Go through the entries below and collect each line with the string "programu" in it.

◇ ◇ ◇ ◇

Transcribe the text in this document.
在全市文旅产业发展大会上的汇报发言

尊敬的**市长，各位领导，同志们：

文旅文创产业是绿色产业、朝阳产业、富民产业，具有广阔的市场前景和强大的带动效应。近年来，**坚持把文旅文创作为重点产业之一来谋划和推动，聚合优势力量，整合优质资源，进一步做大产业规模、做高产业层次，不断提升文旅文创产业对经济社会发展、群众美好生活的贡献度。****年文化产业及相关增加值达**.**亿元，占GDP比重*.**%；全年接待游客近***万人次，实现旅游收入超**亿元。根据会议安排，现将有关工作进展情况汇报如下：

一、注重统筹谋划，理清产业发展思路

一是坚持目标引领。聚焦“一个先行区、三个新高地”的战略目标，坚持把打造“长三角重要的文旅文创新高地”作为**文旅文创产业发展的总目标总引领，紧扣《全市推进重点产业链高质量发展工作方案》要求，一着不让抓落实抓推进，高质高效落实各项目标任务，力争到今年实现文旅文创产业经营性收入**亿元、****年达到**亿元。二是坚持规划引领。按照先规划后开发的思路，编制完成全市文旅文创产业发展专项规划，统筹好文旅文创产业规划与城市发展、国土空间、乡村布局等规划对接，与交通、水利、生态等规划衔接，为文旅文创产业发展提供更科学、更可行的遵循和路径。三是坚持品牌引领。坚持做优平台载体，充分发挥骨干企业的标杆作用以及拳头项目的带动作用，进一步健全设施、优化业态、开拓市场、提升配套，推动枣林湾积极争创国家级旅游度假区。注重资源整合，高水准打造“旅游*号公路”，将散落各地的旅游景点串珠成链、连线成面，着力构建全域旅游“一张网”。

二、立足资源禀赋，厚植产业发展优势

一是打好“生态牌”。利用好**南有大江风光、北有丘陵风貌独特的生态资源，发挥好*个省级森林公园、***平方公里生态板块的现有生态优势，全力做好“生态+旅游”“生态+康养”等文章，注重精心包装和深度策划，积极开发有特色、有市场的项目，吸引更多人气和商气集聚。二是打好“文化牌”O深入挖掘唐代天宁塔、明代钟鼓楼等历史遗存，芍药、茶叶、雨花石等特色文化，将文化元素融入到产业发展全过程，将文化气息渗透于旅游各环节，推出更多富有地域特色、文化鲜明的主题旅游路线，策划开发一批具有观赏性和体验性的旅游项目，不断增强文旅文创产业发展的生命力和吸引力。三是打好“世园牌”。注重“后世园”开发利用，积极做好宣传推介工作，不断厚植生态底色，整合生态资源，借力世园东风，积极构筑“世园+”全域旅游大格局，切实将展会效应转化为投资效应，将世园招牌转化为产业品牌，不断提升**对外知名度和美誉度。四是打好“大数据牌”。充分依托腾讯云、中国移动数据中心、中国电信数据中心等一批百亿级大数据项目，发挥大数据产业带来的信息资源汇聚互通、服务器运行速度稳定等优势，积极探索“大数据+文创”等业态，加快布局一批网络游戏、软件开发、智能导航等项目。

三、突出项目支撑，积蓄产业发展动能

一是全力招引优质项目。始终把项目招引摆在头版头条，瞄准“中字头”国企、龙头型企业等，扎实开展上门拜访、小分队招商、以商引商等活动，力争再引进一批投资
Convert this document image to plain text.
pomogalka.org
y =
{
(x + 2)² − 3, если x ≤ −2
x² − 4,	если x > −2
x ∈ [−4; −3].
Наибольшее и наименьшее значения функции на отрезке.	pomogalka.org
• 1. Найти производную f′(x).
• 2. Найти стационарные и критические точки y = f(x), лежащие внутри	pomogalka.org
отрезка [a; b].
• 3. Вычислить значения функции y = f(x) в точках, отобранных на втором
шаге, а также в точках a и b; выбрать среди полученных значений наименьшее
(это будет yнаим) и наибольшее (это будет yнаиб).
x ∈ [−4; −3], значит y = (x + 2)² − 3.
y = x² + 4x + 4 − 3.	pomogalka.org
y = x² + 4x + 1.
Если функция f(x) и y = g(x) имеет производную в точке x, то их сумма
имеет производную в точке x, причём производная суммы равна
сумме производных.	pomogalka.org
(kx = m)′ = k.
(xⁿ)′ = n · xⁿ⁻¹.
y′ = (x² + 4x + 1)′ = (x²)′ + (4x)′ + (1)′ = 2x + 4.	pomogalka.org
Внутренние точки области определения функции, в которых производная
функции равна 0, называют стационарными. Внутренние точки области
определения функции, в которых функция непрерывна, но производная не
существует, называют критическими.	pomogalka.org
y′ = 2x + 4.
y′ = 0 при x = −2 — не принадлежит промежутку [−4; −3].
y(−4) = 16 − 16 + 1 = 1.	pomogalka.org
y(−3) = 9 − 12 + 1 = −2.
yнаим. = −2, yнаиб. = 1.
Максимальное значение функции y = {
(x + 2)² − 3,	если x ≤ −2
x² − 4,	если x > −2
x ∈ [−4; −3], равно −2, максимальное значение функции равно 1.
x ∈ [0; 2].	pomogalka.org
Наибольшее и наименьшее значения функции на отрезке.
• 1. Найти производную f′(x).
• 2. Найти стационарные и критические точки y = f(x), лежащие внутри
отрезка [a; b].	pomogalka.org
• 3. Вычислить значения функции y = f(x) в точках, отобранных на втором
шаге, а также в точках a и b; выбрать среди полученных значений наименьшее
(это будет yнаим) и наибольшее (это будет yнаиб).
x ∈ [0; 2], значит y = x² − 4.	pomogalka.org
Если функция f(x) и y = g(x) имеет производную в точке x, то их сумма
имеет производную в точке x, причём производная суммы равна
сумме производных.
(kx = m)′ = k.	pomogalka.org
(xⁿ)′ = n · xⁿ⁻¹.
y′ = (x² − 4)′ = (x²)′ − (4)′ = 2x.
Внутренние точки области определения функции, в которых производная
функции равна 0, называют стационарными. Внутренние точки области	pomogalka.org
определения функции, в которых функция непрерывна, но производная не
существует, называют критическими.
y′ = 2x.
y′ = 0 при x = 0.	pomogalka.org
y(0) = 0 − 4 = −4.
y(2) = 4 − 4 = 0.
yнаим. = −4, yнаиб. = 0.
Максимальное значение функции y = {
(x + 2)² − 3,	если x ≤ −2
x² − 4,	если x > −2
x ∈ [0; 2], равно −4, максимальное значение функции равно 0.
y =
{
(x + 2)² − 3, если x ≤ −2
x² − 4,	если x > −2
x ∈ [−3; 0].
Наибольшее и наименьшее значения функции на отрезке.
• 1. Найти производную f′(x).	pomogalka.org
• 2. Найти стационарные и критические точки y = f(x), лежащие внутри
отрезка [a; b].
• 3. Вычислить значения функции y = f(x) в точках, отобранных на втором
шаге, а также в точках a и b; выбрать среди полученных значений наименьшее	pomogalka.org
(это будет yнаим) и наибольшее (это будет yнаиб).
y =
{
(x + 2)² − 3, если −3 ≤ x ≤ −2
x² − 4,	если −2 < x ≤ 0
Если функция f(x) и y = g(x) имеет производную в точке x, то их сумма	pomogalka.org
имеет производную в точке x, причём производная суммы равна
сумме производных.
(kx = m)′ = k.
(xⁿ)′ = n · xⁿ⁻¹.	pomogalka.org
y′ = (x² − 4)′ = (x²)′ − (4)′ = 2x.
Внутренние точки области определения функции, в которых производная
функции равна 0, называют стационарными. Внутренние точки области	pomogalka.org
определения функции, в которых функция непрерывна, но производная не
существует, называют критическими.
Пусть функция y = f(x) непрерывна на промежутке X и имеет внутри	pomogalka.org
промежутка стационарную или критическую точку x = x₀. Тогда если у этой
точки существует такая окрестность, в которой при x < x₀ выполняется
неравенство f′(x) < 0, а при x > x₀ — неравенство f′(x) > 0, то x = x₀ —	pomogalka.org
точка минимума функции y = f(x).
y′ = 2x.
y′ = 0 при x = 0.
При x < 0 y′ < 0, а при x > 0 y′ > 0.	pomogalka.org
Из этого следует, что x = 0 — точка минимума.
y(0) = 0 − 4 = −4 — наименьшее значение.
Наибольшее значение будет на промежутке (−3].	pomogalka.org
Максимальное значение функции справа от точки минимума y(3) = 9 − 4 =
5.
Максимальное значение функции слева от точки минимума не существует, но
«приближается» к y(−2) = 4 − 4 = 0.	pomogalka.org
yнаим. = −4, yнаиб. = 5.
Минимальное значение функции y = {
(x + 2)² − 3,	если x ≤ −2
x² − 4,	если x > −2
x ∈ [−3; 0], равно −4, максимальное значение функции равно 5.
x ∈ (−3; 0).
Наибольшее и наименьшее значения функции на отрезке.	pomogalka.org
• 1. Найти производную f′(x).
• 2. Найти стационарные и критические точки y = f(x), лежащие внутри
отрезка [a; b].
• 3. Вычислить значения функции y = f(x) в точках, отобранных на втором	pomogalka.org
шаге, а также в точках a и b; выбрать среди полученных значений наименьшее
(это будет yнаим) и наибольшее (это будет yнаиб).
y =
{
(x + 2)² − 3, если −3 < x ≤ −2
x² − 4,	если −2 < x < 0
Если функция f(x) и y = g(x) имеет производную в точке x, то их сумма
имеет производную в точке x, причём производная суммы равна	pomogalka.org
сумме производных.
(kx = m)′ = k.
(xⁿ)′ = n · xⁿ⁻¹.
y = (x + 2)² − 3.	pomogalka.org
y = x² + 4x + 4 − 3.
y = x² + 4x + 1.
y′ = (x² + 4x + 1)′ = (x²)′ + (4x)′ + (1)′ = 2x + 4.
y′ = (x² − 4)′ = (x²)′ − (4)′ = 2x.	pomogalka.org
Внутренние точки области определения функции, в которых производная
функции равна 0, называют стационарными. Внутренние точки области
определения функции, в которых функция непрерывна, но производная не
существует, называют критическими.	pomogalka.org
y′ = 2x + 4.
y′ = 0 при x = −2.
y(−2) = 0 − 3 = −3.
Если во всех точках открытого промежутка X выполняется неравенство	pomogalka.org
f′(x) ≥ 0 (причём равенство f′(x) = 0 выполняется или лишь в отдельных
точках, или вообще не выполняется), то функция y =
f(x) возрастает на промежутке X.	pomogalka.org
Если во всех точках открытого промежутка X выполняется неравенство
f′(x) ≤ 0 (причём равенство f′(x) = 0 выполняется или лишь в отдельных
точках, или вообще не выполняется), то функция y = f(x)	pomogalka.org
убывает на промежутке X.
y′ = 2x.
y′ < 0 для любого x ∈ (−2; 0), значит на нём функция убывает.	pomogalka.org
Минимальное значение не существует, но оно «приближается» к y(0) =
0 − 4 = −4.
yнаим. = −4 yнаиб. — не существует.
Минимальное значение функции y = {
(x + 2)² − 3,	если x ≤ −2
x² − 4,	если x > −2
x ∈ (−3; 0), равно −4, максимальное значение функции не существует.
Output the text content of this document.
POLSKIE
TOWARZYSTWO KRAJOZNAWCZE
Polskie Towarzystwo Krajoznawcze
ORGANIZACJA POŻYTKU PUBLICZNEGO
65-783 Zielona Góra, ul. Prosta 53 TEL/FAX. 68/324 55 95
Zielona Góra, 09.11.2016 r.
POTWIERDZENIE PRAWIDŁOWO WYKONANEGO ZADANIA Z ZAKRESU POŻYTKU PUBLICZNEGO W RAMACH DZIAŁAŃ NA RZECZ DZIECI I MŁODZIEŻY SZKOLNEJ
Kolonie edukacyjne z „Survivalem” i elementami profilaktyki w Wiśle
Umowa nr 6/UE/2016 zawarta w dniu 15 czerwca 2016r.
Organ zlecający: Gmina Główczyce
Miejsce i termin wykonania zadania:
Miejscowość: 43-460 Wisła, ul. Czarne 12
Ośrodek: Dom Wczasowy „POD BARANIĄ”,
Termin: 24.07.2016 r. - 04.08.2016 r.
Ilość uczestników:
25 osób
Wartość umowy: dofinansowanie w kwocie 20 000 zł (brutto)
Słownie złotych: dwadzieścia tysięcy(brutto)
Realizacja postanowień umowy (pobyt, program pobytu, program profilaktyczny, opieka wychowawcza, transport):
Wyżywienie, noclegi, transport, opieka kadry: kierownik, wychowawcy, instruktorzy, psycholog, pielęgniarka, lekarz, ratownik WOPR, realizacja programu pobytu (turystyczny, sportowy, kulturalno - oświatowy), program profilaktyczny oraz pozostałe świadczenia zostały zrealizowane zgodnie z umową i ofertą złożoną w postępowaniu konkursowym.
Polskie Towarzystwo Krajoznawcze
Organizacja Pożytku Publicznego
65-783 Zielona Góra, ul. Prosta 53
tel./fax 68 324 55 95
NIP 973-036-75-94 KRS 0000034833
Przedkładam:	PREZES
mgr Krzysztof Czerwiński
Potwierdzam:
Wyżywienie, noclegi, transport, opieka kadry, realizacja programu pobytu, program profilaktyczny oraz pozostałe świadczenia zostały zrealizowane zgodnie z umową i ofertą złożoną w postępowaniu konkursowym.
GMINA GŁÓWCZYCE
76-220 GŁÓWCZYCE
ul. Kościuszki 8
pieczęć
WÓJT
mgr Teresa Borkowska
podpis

◇ ◇ ◇ ◇

CORRECT ANSWER:
Wyżywienie, noclegi, transport, opieka kadry: kierownik, wychowawcy, instruktorzy, psycholog, pielęgniarka, lekarz, ratownik WOPR, realizacja programu pobytu (turystyczny, sportowy, kulturalno - oświatowy), program profilaktyczny oraz pozostałe świadczenia zostały zrealizowane zgodnie z umową i ofertą złożoną w postępowaniu konkursowym.
Wyżywienie, noclegi, transport, opieka kadry, realizacja programu pobytu, program profilaktyczny oraz pozostałe świadczenia zostały zrealizowane zgodnie z umową i ofertą złożoną w postępowaniu konkursowym.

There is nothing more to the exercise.